• OBJECTIVE: Your copy of the material must match it exactly, except that pictures are dropped.

>> START

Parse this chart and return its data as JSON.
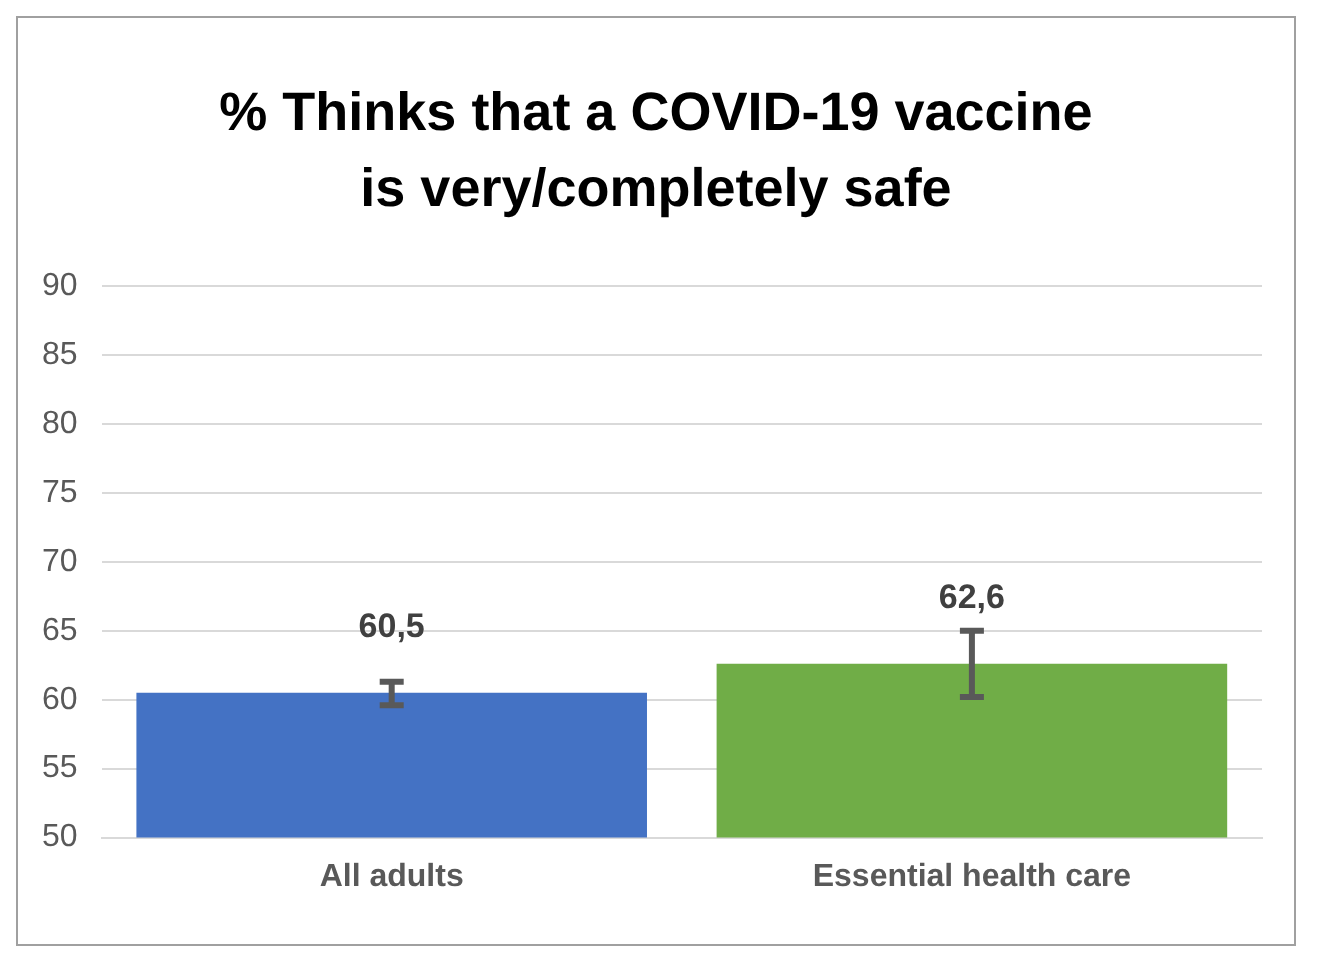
{
  "chart_data": {
    "type": "bar",
    "title": "% Thinks that a COVID-19 vaccine is very/completely safe",
    "categories": [
      "All adults",
      "Essential health care"
    ],
    "values": [
      60.5,
      62.6
    ],
    "colors": [
      "#4472c4",
      "#70ad47"
    ],
    "errors": [
      [
        59.6,
        61.3
      ],
      [
        60.2,
        65.0
      ]
    ],
    "value_labels": [
      "60,5",
      "62,6"
    ],
    "ylim": [
      50,
      90
    ],
    "yticks": [
      50,
      55,
      60,
      65,
      70,
      75,
      80,
      85,
      90
    ],
    "grid": "y",
    "legend": false
  }
}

>> END

• SOLVED EXERCISE:
Parse this chart and return its data as JSON.
{
  "chart_data": {
    "type": "bar",
    "title": "% Thinks that a COVID-19 vaccine is very/completely safe",
    "categories": [
      "All adults",
      "Essential health care"
    ],
    "values": [
      60.5,
      62.6
    ],
    "colors": [
      "#4472c4",
      "#70ad47"
    ],
    "errors": [
      [
        59.6,
        61.3
      ],
      [
        60.2,
        65.0
      ]
    ],
    "value_labels": [
      "60,5",
      "62,6"
    ],
    "ylim": [
      50,
      90
    ],
    "yticks": [
      50,
      55,
      60,
      65,
      70,
      75,
      80,
      85,
      90
    ],
    "grid": "y",
    "legend": false
  }
}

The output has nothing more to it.